* STATED PROBLEM:
Tally the lines of the data that include the word "cases" and state the total, nothing else.

(Figure content listings)
═══
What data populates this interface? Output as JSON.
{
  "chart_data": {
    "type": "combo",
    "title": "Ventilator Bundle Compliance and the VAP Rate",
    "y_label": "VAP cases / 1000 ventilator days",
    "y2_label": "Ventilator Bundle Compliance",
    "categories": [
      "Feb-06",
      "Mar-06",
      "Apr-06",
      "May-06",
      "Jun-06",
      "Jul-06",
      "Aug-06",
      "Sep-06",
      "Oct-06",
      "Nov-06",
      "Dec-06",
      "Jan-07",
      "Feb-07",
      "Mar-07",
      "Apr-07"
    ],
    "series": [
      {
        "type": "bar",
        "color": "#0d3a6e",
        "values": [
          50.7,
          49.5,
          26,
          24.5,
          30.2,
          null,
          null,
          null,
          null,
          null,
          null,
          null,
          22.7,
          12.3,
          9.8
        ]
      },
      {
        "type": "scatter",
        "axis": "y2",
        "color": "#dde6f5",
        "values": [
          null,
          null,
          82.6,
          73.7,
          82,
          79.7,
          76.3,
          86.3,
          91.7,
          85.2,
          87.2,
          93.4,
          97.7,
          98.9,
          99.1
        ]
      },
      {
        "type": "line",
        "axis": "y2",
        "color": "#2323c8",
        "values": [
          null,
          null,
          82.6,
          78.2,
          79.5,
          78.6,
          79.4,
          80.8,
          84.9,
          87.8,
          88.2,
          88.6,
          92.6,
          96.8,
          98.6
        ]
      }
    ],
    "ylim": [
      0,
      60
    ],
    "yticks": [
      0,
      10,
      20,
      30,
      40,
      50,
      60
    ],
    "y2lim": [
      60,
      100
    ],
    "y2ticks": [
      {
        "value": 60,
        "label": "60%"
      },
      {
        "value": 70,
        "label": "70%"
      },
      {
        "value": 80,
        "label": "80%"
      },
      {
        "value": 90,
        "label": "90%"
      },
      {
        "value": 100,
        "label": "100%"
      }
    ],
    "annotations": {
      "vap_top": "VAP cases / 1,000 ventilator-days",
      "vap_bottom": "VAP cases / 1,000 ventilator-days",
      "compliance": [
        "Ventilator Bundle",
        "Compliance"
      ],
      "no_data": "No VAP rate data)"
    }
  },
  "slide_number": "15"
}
═══
* FINAL ANSWER:
3